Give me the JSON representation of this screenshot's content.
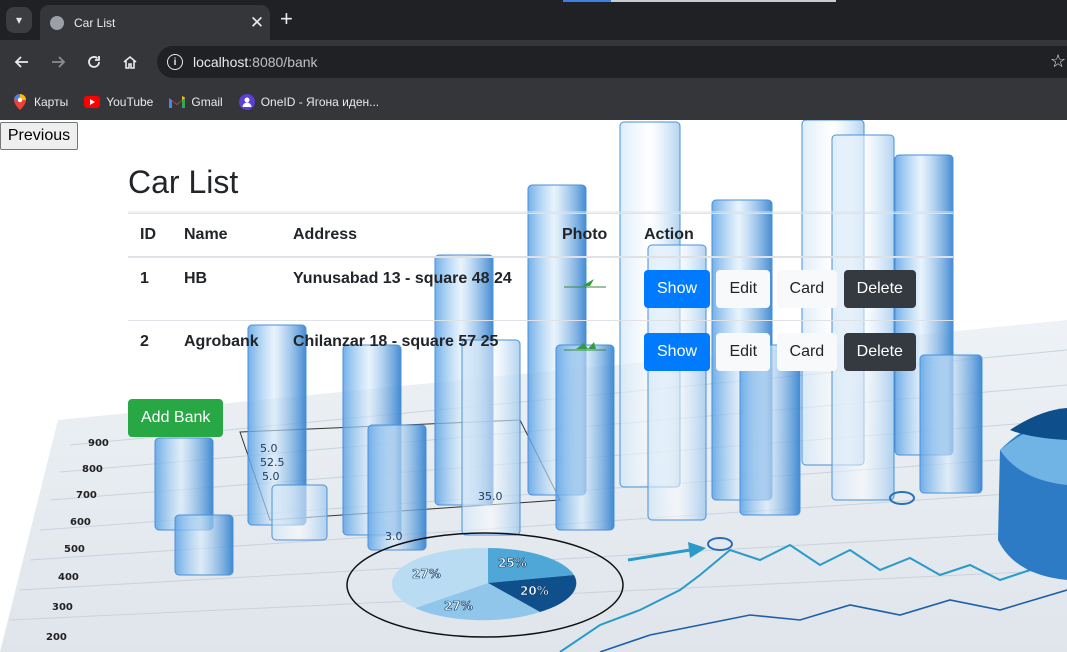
{
  "browser": {
    "tab_title": "Car List",
    "new_tab_symbol": "+",
    "url_host": "localhost",
    "url_path": ":8080/bank",
    "bookmarks": [
      {
        "label": "Карты",
        "icon": "maps-pin-icon"
      },
      {
        "label": "YouTube",
        "icon": "youtube-icon"
      },
      {
        "label": "Gmail",
        "icon": "gmail-icon"
      },
      {
        "label": "OneID - Ягона иден...",
        "icon": "oneid-icon"
      }
    ]
  },
  "page": {
    "previous_label": "Previous",
    "title": "Car List",
    "columns": {
      "id": "ID",
      "name": "Name",
      "address": "Address",
      "photo": "Photo",
      "action": "Action"
    },
    "rows": [
      {
        "id": "1",
        "name": "HB",
        "address": "Yunusabad 13 - square 48 24"
      },
      {
        "id": "2",
        "name": "Agrobank",
        "address": "Chilanzar 18 - square 57 25"
      }
    ],
    "actions": {
      "show": "Show",
      "edit": "Edit",
      "card": "Card",
      "delete": "Delete"
    },
    "add_label": "Add Bank"
  },
  "background_art": {
    "axis_labels": [
      "900",
      "800",
      "700",
      "600",
      "500",
      "400",
      "300",
      "200"
    ],
    "pie_labels": [
      "25%",
      "27%",
      "20%",
      "27%"
    ],
    "column_labels": [
      "5.0",
      "52.5",
      "5.0",
      "35.0",
      "3.0"
    ]
  },
  "colors": {
    "primary": "#007bff",
    "dark": "#343a40",
    "success": "#28a745",
    "light": "#f8f9fa"
  }
}
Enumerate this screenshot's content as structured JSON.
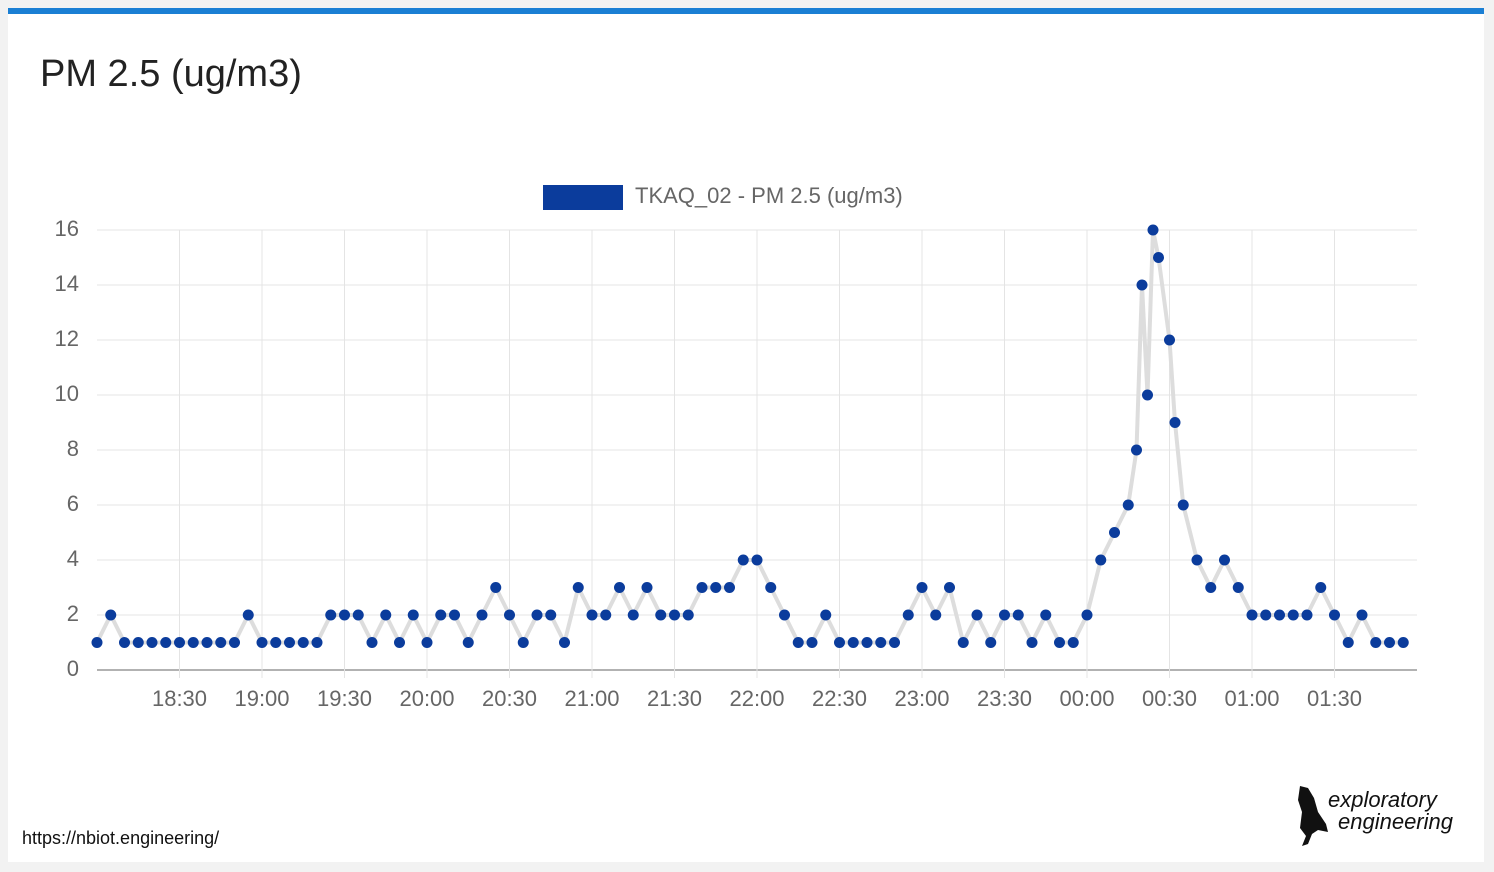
{
  "chart_data": {
    "type": "line",
    "title": "PM 2.5 (ug/m3)",
    "series": [
      {
        "name": "TKAQ_02 - PM 2.5 (ug/m3)",
        "color": "#0b3c9c",
        "x": [
          "18:00",
          "18:05",
          "18:10",
          "18:15",
          "18:20",
          "18:25",
          "18:30",
          "18:35",
          "18:40",
          "18:45",
          "18:50",
          "18:55",
          "19:00",
          "19:05",
          "19:10",
          "19:15",
          "19:20",
          "19:25",
          "19:30",
          "19:35",
          "19:40",
          "19:45",
          "19:50",
          "19:55",
          "20:00",
          "20:05",
          "20:10",
          "20:15",
          "20:20",
          "20:25",
          "20:30",
          "20:35",
          "20:40",
          "20:45",
          "20:50",
          "20:55",
          "21:00",
          "21:05",
          "21:10",
          "21:15",
          "21:20",
          "21:25",
          "21:30",
          "21:35",
          "21:40",
          "21:45",
          "21:50",
          "21:55",
          "22:00",
          "22:05",
          "22:10",
          "22:15",
          "22:20",
          "22:25",
          "22:30",
          "22:35",
          "22:40",
          "22:45",
          "22:50",
          "22:55",
          "23:00",
          "23:05",
          "23:10",
          "23:15",
          "23:20",
          "23:25",
          "23:30",
          "23:35",
          "23:40",
          "23:45",
          "23:50",
          "23:55",
          "00:00",
          "00:05",
          "00:10",
          "00:15",
          "00:18",
          "00:20",
          "00:22",
          "00:24",
          "00:26",
          "00:30",
          "00:32",
          "00:35",
          "00:40",
          "00:45",
          "00:50",
          "00:55",
          "01:00",
          "01:05",
          "01:10",
          "01:15",
          "01:20",
          "01:25",
          "01:30",
          "01:35",
          "01:40",
          "01:45",
          "01:50",
          "01:55"
        ],
        "values": [
          1,
          2,
          1,
          1,
          1,
          1,
          1,
          1,
          1,
          1,
          1,
          2,
          1,
          1,
          1,
          1,
          1,
          2,
          2,
          2,
          1,
          2,
          1,
          2,
          1,
          2,
          2,
          1,
          2,
          3,
          2,
          1,
          2,
          2,
          1,
          3,
          2,
          2,
          3,
          2,
          3,
          2,
          2,
          2,
          3,
          3,
          3,
          4,
          4,
          3,
          2,
          1,
          1,
          2,
          1,
          1,
          1,
          1,
          1,
          2,
          3,
          2,
          3,
          1,
          2,
          1,
          2,
          2,
          1,
          2,
          1,
          1,
          2,
          4,
          5,
          6,
          8,
          14,
          10,
          16,
          15,
          12,
          9,
          6,
          4,
          3,
          4,
          3,
          2,
          2,
          2,
          2,
          2,
          3,
          2,
          1,
          2,
          1,
          1,
          1
        ]
      }
    ],
    "xlim": [
      "18:00",
      "02:00"
    ],
    "xticks": [
      "18:30",
      "19:00",
      "19:30",
      "20:00",
      "20:30",
      "21:00",
      "21:30",
      "22:00",
      "22:30",
      "23:00",
      "23:30",
      "00:00",
      "00:30",
      "01:00",
      "01:30"
    ],
    "ylim": [
      0,
      16
    ],
    "yticks": [
      0,
      2,
      4,
      6,
      8,
      10,
      12,
      14,
      16
    ],
    "grid": true,
    "legend": "top"
  },
  "footer": {
    "url": "https://nbiot.engineering/",
    "logo": [
      "exploratory",
      "engineering"
    ]
  }
}
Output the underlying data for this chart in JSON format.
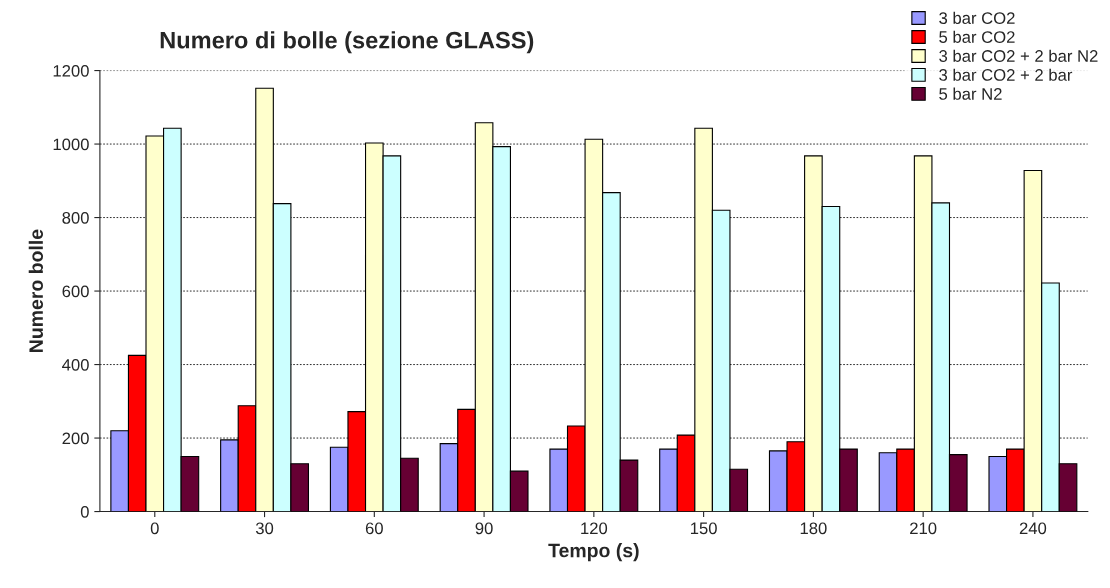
{
  "chart_data": {
    "type": "bar",
    "title": "Numero di bolle (sezione GLASS)",
    "xlabel": "Tempo (s)",
    "ylabel": "Numero bolle",
    "categories": [
      "0",
      "30",
      "60",
      "90",
      "120",
      "150",
      "180",
      "210",
      "240"
    ],
    "series": [
      {
        "name": "3 bar CO2",
        "color": "#9999ff",
        "values": [
          220,
          195,
          175,
          185,
          170,
          170,
          165,
          160,
          150
        ]
      },
      {
        "name": "5 bar CO2",
        "color": "#ff0000",
        "values": [
          425,
          288,
          272,
          278,
          233,
          208,
          190,
          170,
          170
        ]
      },
      {
        "name": "3 bar CO2 + 2 bar N2",
        "color": "#ffffcc",
        "values": [
          1022,
          1152,
          1003,
          1058,
          1013,
          1043,
          968,
          968,
          928
        ]
      },
      {
        "name": "3 bar CO2 + 2 bar",
        "color": "#ccffff",
        "values": [
          1043,
          838,
          968,
          993,
          868,
          820,
          830,
          840,
          622
        ]
      },
      {
        "name": "5 bar N2",
        "color": "#660033",
        "values": [
          150,
          130,
          145,
          110,
          140,
          115,
          170,
          155,
          130
        ]
      }
    ],
    "ylim": [
      0,
      1200
    ],
    "yticks": [
      0,
      200,
      400,
      600,
      800,
      1000,
      1200
    ],
    "grid": "y",
    "legend": "top right"
  }
}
______________________________
Task details: Each line that has the word "name" should be copied.

Right answer:
      "name": "Name",
        "name": "HB",
        "name": "Agrobank",
        "name": "TKAQ_02 - PM 2.5 (ug/m3)",
        "name": "3 bar CO2",
        "name": "5 bar CO2",
        "name": "3 bar CO2 + 2 bar N2",
        "name": "3 bar CO2 + 2 bar",
        "name": "5 bar N2",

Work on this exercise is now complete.